** WHAT TO DO **
Each record below should be output verbatim, without pictures.

#### PROVIDED DATA ####

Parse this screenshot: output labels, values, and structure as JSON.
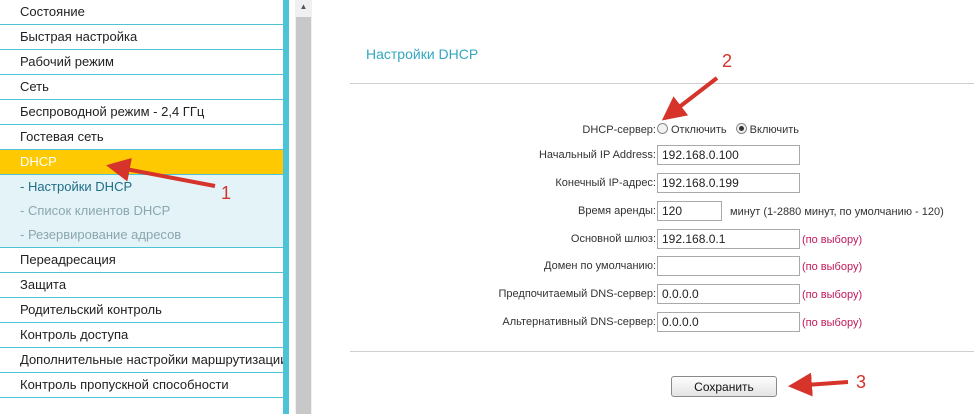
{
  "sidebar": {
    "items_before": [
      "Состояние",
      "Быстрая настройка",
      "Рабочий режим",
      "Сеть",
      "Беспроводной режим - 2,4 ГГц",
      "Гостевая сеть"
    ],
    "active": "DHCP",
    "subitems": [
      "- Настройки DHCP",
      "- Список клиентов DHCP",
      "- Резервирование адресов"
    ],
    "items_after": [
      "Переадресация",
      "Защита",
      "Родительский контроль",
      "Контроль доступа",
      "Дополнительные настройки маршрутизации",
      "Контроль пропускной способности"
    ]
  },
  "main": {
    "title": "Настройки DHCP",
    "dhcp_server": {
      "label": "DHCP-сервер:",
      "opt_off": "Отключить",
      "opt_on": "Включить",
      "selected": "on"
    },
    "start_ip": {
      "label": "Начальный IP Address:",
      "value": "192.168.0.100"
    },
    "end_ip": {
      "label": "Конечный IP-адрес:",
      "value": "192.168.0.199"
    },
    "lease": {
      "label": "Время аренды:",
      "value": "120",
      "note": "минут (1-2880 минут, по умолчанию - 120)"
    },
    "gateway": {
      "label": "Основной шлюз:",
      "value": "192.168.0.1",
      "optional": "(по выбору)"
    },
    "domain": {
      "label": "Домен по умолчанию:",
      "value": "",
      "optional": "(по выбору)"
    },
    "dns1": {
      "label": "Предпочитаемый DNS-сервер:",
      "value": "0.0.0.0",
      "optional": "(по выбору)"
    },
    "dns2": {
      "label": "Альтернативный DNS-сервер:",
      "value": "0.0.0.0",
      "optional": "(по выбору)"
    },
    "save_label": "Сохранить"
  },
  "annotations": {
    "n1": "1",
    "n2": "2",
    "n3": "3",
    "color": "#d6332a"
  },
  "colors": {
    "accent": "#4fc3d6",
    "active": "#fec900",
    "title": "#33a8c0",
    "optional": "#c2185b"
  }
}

####

** SOLUTION FOR THIS EXERCISE **
Parse this screenshot: output labels, values, and structure as JSON.
{
  "sidebar": {
    "items_before": [
      "Состояние",
      "Быстрая настройка",
      "Рабочий режим",
      "Сеть",
      "Беспроводной режим - 2,4 ГГц",
      "Гостевая сеть"
    ],
    "active": "DHCP",
    "subitems": [
      "- Настройки DHCP",
      "- Список клиентов DHCP",
      "- Резервирование адресов"
    ],
    "items_after": [
      "Переадресация",
      "Защита",
      "Родительский контроль",
      "Контроль доступа",
      "Дополнительные настройки маршрутизации",
      "Контроль пропускной способности"
    ]
  },
  "main": {
    "title": "Настройки DHCP",
    "dhcp_server": {
      "label": "DHCP-сервер:",
      "opt_off": "Отключить",
      "opt_on": "Включить",
      "selected": "on"
    },
    "start_ip": {
      "label": "Начальный IP Address:",
      "value": "192.168.0.100"
    },
    "end_ip": {
      "label": "Конечный IP-адрес:",
      "value": "192.168.0.199"
    },
    "lease": {
      "label": "Время аренды:",
      "value": "120",
      "note": "минут (1-2880 минут, по умолчанию - 120)"
    },
    "gateway": {
      "label": "Основной шлюз:",
      "value": "192.168.0.1",
      "optional": "(по выбору)"
    },
    "domain": {
      "label": "Домен по умолчанию:",
      "value": "",
      "optional": "(по выбору)"
    },
    "dns1": {
      "label": "Предпочитаемый DNS-сервер:",
      "value": "0.0.0.0",
      "optional": "(по выбору)"
    },
    "dns2": {
      "label": "Альтернативный DNS-сервер:",
      "value": "0.0.0.0",
      "optional": "(по выбору)"
    },
    "save_label": "Сохранить"
  },
  "annotations": {
    "n1": "1",
    "n2": "2",
    "n3": "3",
    "color": "#d6332a"
  },
  "colors": {
    "accent": "#4fc3d6",
    "active": "#fec900",
    "title": "#33a8c0",
    "optional": "#c2185b"
  }
}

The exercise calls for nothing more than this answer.